SET TASK – Without the pictures, set down the records below word for word.

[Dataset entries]

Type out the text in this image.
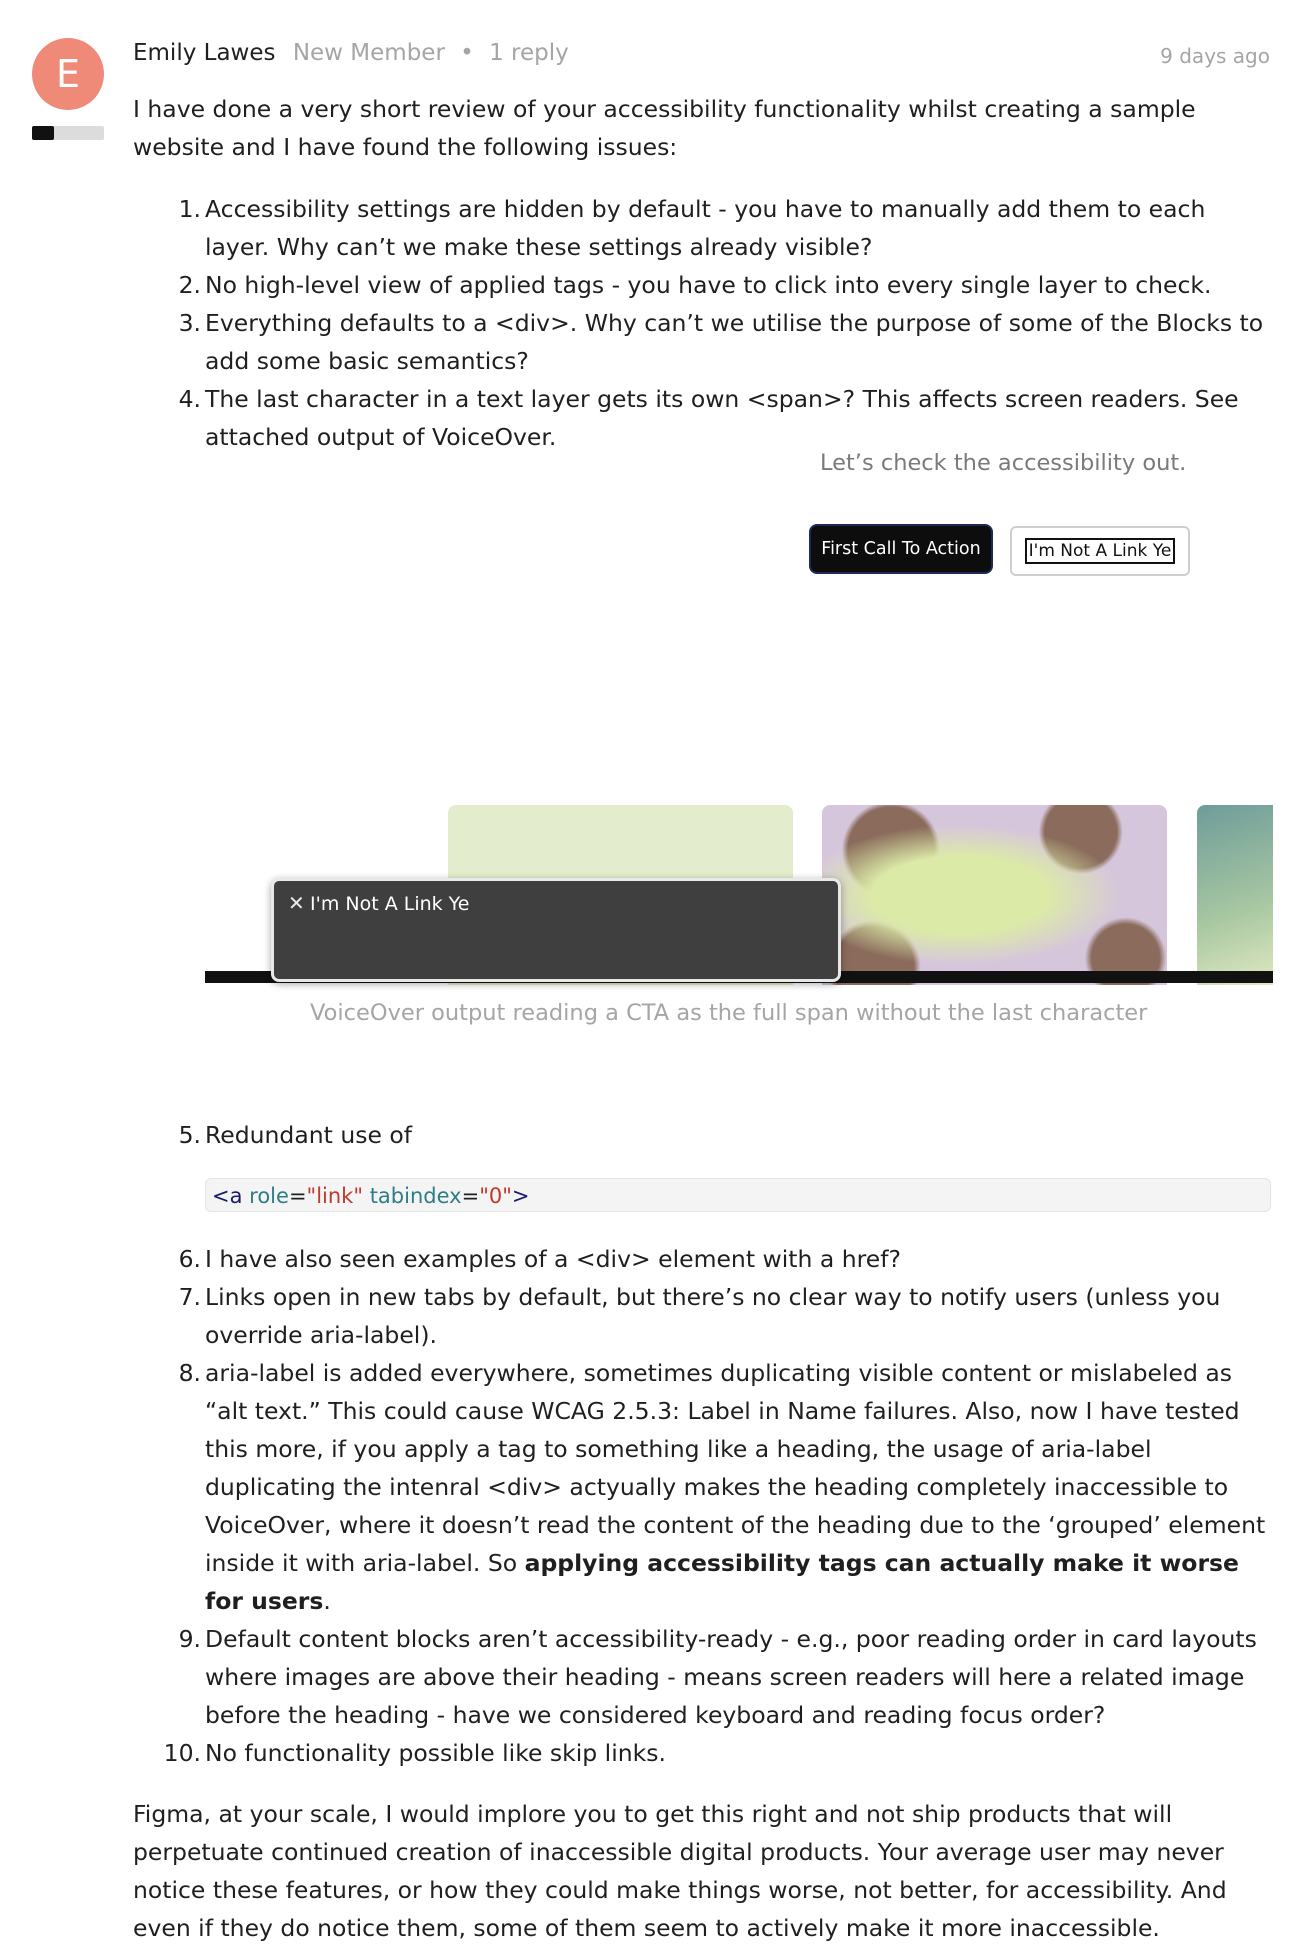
E	Emily Lawes New Member • 1 reply	9 days ago

I have done a very short review of your accessibility functionality whilst creating a sample website and I have found the following issues:

1. Accessibility settings are hidden by default - you have to manually add them to each layer. Why can’t we make these settings already visible?
2. No high-level view of applied tags - you have to click into every single layer to check.
3. Everything defaults to a <div>. Why can’t we utilise the purpose of some of the Blocks to add some basic semantics?
4. The last character in a text layer gets its own <span>? This affects screen readers. See attached output of VoiceOver.
Let’s check the accessibility out.
First Call To Action	I'm Not A Link Ye
✕ I'm Not A Link Ye
VoiceOver output reading a CTA as the full span without the last character
5. Redundant use of
<a role="link" tabindex="0">
6. I have also seen examples of a <div> element with a href?
7. Links open in new tabs by default, but there’s no clear way to notify users (unless you override aria-label).
8. aria-label is added everywhere, sometimes duplicating visible content or mislabeled as “alt text.” This could cause WCAG 2.5.3: Label in Name failures. Also, now I have tested this more, if you apply a tag to something like a heading, the usage of aria-label duplicating the intenral <div> actyually makes the heading completely inaccessible to VoiceOver, where it doesn’t read the content of the heading due to the ‘grouped’ element inside it with aria-label. So applying accessibility tags can actually make it worse for users.
9. Default content blocks aren’t accessibility-ready - e.g., poor reading order in card layouts where images are above their heading - means screen readers will here a related image before the heading - have we considered keyboard and reading focus order?
10. No functionality possible like skip links.

Figma, at your scale, I would implore you to get this right and not ship products that will perpetuate continued creation of inaccessible digital products. Your average user may never notice these features, or how they could make things worse, not better, for accessibility. And even if they do notice them, some of them seem to actively make it more inaccessible.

TASK OUTPUT –
Type out the text in this image.
E	Emily Lawes New Member • 1 reply	9 days ago

I have done a very short review of your accessibility functionality whilst creating a sample website and I have found the following issues:

1. Accessibility settings are hidden by default - you have to manually add them to each layer. Why can’t we make these settings already visible?
2. No high-level view of applied tags - you have to click into every single layer to check.
3. Everything defaults to a <div>. Why can’t we utilise the purpose of some of the Blocks to add some basic semantics?
4. The last character in a text layer gets its own <span>? This affects screen readers. See attached output of VoiceOver.
Let’s check the accessibility out.
First Call To Action	I'm Not A Link Ye
✕ I'm Not A Link Ye
VoiceOver output reading a CTA as the full span without the last character
5. Redundant use of
<a role="link" tabindex="0">
6. I have also seen examples of a <div> element with a href?
7. Links open in new tabs by default, but there’s no clear way to notify users (unless you override aria-label).
8. aria-label is added everywhere, sometimes duplicating visible content or mislabeled as “alt text.” This could cause WCAG 2.5.3: Label in Name failures. Also, now I have tested this more, if you apply a tag to something like a heading, the usage of aria-label duplicating the intenral <div> actyually makes the heading completely inaccessible to VoiceOver, where it doesn’t read the content of the heading due to the ‘grouped’ element inside it with aria-label. So applying accessibility tags can actually make it worse for users.
9. Default content blocks aren’t accessibility-ready - e.g., poor reading order in card layouts where images are above their heading - means screen readers will here a related image before the heading - have we considered keyboard and reading focus order?
10. No functionality possible like skip links.

Figma, at your scale, I would implore you to get this right and not ship products that will perpetuate continued creation of inaccessible digital products. Your average user may never notice these features, or how they could make things worse, not better, for accessibility. And even if they do notice them, some of them seem to actively make it more inaccessible.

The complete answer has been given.